** start Records shown **

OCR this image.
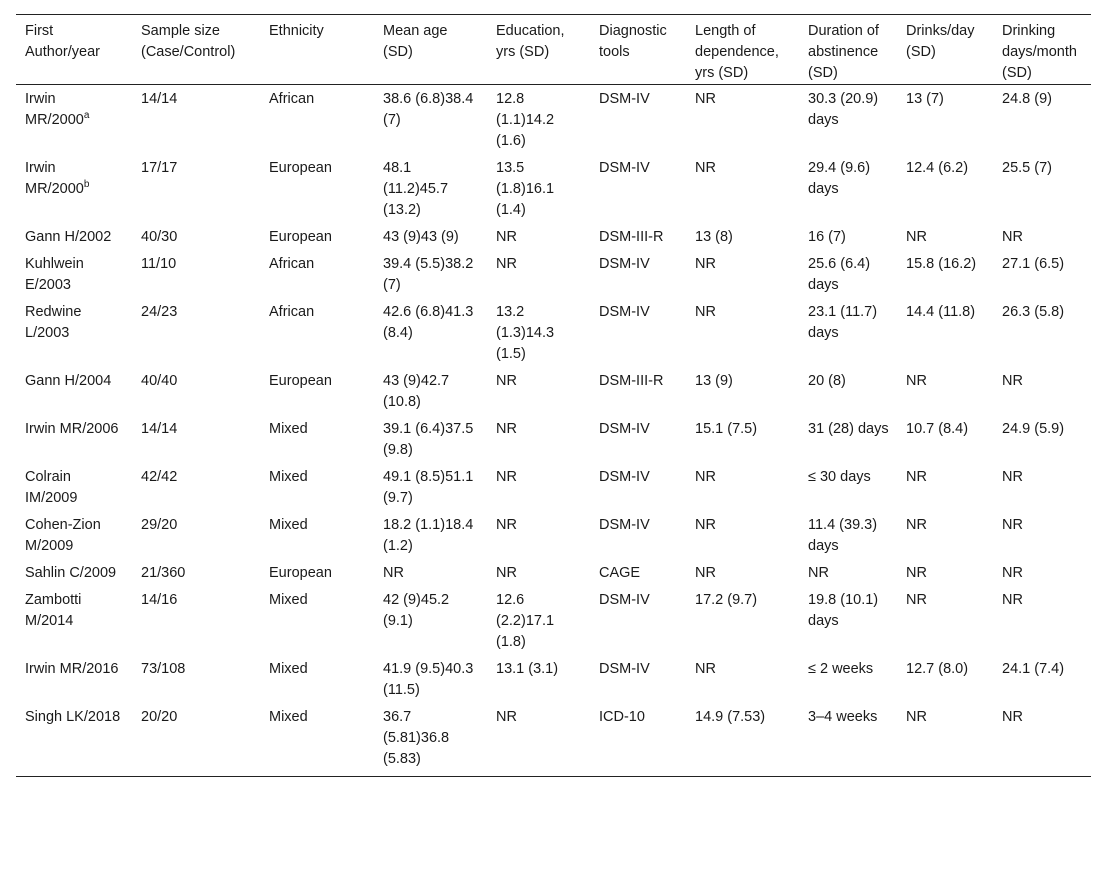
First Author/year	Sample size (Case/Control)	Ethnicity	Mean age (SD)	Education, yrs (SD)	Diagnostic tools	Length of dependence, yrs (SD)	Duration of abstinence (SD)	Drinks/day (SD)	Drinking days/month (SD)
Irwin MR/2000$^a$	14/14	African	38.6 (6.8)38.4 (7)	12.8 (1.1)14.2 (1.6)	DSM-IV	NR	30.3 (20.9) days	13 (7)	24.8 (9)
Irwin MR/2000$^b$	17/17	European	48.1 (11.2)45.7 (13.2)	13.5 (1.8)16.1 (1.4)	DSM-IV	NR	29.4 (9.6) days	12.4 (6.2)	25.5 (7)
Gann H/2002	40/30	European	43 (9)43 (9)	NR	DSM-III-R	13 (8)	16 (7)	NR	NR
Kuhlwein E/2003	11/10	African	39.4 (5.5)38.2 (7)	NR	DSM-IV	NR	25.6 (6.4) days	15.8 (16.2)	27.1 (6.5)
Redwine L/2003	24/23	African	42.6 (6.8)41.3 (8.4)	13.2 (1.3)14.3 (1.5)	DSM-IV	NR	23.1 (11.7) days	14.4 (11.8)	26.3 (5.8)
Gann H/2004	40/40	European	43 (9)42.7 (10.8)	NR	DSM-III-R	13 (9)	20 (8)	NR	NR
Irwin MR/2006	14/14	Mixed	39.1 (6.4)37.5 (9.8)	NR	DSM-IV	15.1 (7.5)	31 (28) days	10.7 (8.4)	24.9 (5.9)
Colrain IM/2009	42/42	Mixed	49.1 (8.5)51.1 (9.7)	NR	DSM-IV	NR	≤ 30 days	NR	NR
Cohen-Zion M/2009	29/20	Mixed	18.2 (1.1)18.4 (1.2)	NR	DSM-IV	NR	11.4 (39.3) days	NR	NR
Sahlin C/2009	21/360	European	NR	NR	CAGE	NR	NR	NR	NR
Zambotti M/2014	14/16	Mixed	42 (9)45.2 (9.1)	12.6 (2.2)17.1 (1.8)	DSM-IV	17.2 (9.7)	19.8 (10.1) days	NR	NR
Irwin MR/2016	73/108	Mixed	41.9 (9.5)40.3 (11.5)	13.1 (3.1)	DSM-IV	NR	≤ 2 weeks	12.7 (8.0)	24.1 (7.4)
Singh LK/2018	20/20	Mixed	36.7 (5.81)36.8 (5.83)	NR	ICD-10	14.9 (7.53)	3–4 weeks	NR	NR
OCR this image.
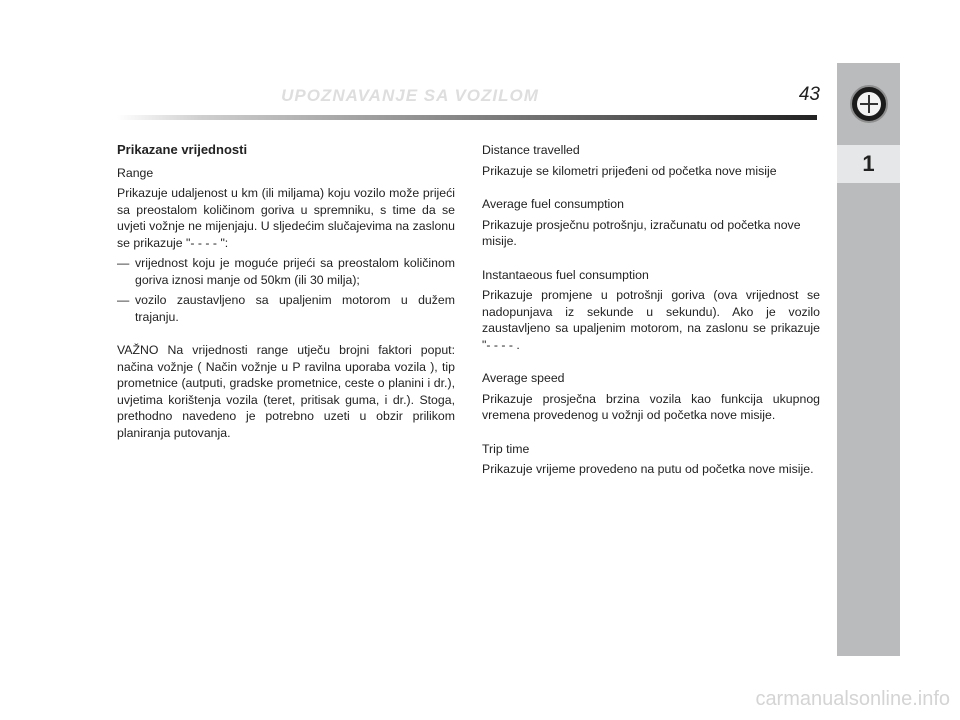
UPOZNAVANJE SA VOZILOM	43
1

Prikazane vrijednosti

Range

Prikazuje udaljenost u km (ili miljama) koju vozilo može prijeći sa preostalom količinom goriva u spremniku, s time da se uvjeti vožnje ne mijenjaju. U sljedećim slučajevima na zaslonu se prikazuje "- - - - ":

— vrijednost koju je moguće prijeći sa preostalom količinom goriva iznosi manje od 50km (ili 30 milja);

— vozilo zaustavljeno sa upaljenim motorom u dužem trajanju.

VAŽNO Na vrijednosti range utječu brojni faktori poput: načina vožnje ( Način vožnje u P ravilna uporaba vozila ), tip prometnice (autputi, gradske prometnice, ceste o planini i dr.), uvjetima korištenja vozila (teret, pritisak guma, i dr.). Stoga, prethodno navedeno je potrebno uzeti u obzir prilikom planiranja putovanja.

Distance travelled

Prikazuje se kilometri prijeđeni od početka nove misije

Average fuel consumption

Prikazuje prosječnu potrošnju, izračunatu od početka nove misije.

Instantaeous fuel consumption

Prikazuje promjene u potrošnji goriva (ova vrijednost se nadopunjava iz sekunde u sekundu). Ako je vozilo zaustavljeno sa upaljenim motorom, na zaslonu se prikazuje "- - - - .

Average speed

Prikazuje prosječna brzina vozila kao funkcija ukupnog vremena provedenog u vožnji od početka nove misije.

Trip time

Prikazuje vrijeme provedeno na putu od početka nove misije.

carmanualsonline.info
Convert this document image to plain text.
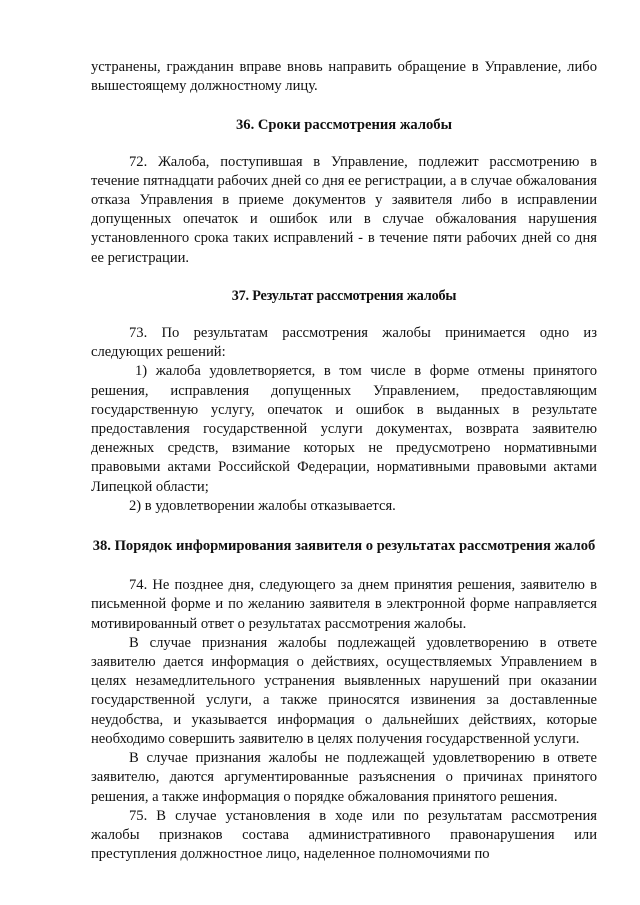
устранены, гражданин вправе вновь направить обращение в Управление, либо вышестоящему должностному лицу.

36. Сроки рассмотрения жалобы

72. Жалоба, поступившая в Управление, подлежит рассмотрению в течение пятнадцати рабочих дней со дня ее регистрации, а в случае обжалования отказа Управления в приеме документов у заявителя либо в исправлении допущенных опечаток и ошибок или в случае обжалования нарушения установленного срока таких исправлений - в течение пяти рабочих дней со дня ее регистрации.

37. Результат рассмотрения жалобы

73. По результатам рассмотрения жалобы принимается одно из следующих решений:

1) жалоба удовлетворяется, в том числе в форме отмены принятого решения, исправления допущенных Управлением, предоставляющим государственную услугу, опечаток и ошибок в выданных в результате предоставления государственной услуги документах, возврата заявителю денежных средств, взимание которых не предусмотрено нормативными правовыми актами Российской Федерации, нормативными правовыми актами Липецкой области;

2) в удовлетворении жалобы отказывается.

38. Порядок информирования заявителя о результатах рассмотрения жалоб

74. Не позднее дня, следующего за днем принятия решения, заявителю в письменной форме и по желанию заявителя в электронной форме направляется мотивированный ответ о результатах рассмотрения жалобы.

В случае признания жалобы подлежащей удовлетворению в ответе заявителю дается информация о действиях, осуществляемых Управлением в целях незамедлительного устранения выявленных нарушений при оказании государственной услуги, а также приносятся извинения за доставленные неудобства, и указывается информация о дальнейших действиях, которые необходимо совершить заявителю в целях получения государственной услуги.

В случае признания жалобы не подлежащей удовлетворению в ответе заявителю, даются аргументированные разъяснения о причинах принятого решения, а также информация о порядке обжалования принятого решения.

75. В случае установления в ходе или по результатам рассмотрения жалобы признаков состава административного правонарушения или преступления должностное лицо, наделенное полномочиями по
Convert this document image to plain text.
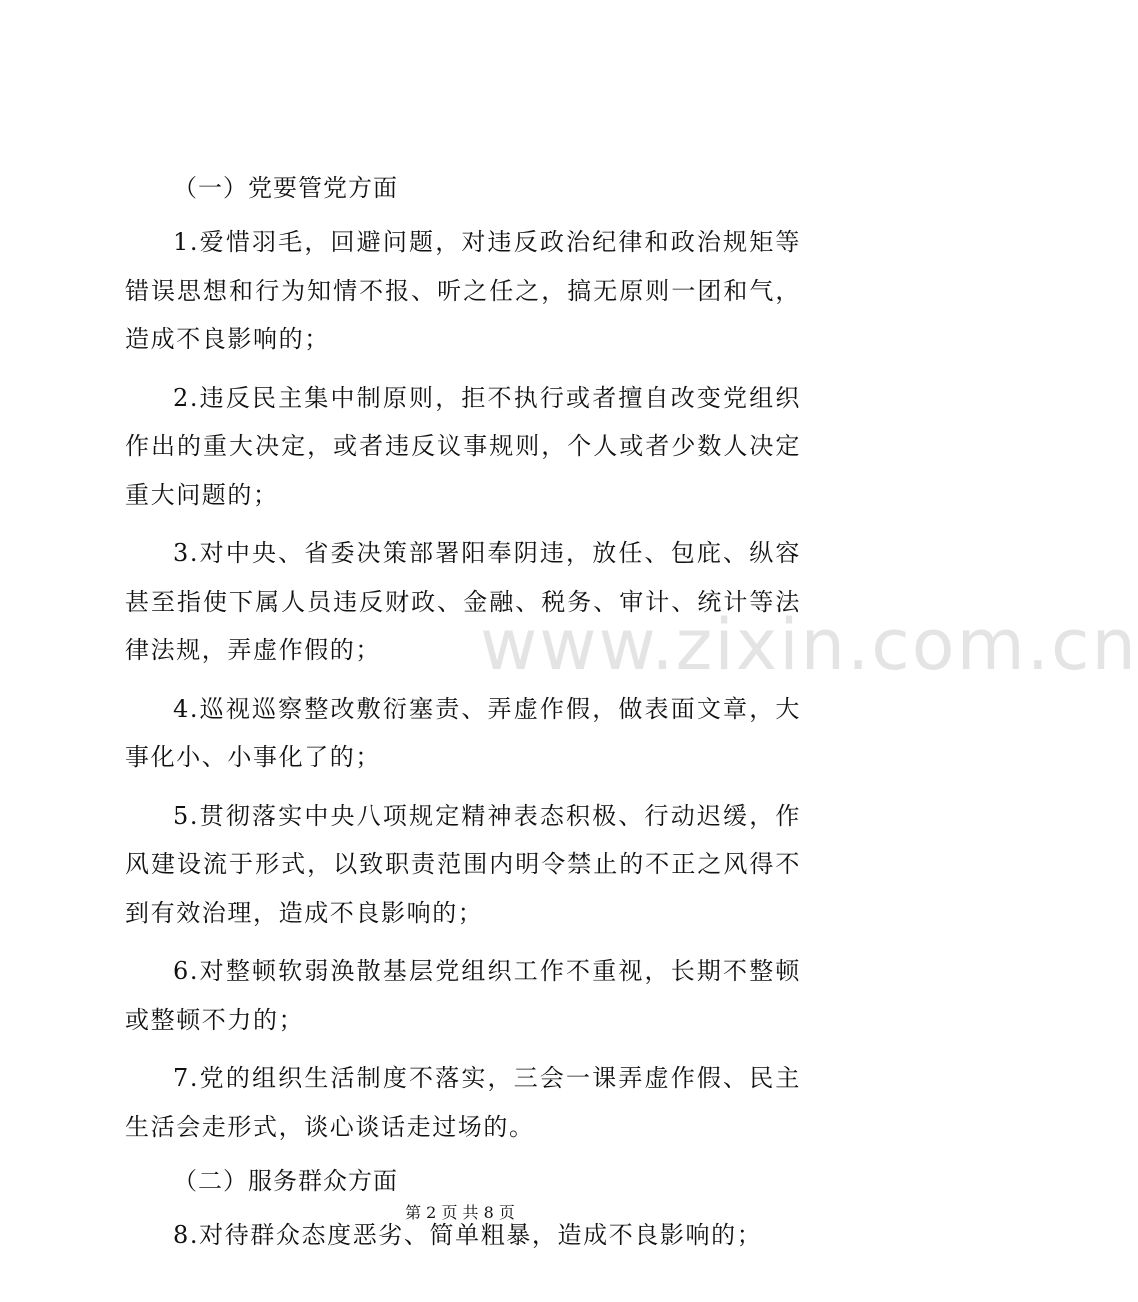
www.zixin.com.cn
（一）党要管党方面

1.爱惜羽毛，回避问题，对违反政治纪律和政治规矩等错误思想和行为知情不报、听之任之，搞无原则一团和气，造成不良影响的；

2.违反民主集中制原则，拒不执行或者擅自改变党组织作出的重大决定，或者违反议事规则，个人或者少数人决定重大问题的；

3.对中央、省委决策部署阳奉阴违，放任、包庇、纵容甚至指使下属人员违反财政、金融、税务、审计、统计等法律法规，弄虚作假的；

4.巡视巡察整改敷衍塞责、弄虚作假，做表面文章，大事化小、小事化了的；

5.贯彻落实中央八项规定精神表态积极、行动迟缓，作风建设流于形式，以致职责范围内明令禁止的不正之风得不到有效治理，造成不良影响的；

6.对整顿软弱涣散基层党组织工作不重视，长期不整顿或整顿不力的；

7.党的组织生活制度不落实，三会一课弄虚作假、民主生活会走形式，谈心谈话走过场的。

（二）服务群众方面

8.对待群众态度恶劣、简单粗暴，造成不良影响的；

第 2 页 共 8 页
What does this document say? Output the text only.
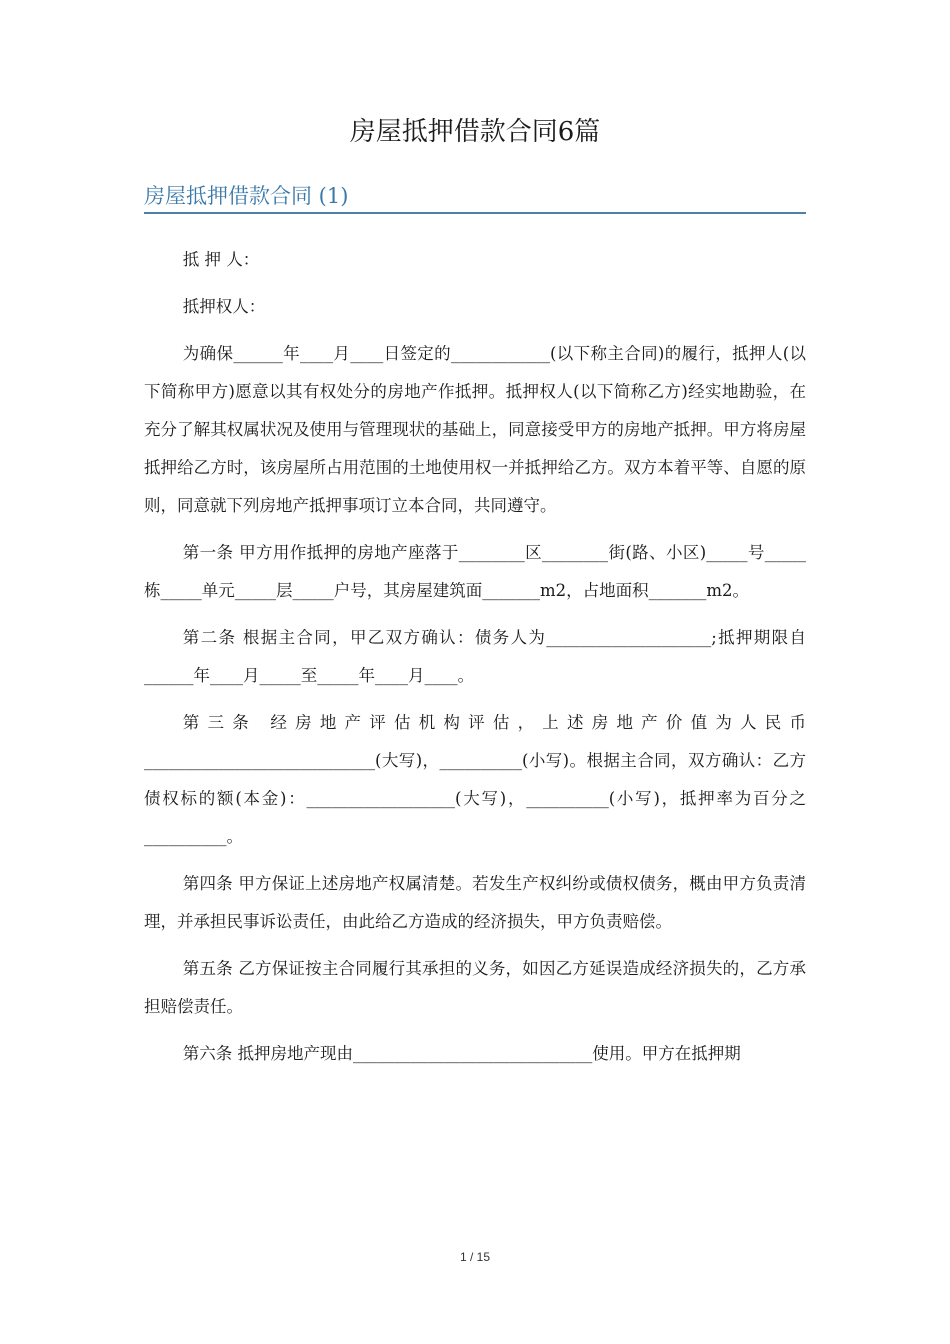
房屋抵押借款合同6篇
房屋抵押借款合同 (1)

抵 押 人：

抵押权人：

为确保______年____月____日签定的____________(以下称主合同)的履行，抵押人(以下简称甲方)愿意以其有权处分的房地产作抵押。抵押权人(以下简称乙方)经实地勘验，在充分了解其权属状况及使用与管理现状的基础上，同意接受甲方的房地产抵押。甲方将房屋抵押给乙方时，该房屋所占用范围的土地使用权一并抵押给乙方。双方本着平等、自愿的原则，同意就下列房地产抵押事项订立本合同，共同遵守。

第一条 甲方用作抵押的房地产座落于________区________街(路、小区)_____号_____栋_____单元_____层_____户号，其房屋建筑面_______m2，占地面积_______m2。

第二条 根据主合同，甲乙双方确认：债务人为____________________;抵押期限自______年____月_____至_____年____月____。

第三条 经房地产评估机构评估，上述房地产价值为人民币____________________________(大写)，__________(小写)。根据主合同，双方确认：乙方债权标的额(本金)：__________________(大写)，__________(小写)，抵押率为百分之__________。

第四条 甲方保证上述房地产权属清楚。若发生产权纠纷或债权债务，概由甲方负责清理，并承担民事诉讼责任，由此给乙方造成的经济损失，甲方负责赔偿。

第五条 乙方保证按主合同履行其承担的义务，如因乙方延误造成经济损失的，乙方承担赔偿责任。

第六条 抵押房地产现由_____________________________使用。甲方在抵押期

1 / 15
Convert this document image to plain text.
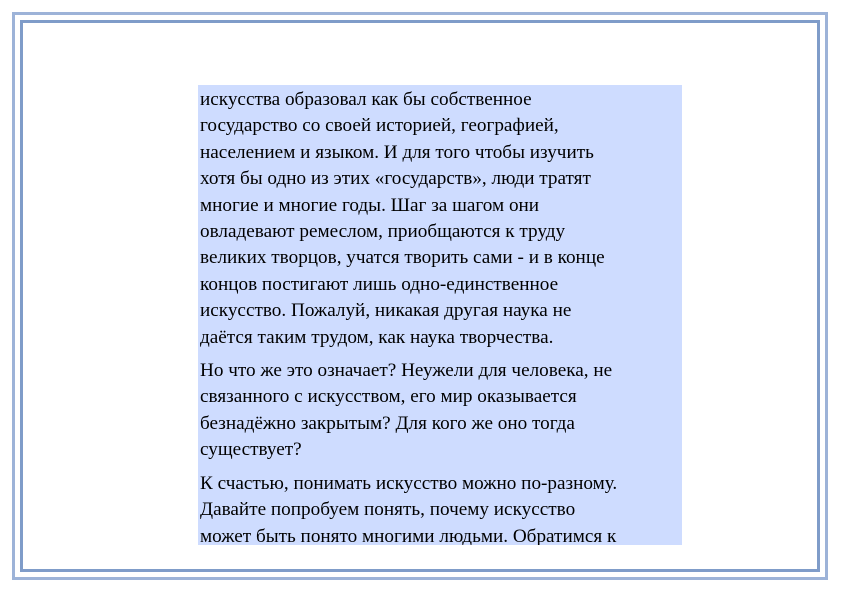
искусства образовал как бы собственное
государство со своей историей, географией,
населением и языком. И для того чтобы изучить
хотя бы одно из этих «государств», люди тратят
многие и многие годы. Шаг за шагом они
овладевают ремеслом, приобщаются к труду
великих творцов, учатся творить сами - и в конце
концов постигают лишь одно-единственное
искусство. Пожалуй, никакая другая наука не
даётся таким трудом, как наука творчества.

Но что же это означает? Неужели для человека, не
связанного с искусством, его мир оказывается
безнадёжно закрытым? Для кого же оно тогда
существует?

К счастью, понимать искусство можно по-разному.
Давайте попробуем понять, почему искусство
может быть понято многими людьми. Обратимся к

** end Records shown **

* **Required work**: Copy every line of the records above that contains "抵押权人".

* **Task answer**:
抵押权人：
为确保______年____月____日签定的____________(以下称主合同)的履行，抵押人(以下简称甲方)愿意以其有权处分的房地产作抵押。抵押权人(以下简称乙方)经实地勘验，在充分了解其权属状况及使用与管理现状的基础上，同意接受甲方的房地产抵押。甲方将房屋抵押给乙方时，该房屋所占用范围的土地使用权一并抵押给乙方。双方本着平等、自愿的原则，同意就下列房地产抵押事项订立本合同，共同遵守。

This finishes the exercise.